WRITTEN EXERCISE: Note each line that includes the word "localhost". Copy those lines.

SUPPLIED MATERIAL:
= = =

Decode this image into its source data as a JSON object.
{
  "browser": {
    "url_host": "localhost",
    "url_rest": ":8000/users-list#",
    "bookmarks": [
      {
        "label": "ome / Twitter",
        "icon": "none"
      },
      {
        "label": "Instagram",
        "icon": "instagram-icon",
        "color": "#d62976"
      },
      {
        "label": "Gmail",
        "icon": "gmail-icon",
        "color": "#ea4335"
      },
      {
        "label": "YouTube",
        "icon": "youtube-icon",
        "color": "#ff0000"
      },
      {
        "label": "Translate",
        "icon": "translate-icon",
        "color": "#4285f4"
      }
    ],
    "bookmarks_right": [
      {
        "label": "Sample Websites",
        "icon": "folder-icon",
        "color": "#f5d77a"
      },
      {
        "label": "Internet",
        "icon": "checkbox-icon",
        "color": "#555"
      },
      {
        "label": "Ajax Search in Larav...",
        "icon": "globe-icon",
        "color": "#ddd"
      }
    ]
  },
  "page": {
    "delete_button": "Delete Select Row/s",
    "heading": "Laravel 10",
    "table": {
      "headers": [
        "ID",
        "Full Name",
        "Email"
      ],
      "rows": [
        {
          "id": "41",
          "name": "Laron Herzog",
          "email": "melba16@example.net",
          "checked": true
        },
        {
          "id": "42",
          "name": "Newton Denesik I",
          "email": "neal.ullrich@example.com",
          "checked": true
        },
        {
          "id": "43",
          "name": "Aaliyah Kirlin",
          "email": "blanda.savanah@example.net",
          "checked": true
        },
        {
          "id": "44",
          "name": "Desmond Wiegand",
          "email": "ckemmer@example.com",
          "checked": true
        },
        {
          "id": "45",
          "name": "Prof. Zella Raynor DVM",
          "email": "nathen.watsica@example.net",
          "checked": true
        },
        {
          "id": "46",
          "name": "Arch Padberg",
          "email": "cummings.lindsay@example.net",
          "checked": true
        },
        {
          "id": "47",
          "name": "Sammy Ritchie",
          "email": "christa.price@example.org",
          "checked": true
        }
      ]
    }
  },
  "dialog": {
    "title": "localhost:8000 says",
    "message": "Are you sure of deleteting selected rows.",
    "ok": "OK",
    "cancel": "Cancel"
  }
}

= = =

RESPONSE TO THIS EXERCISE:
    "url_host": "localhost",
    "title": "localhost:8000 says",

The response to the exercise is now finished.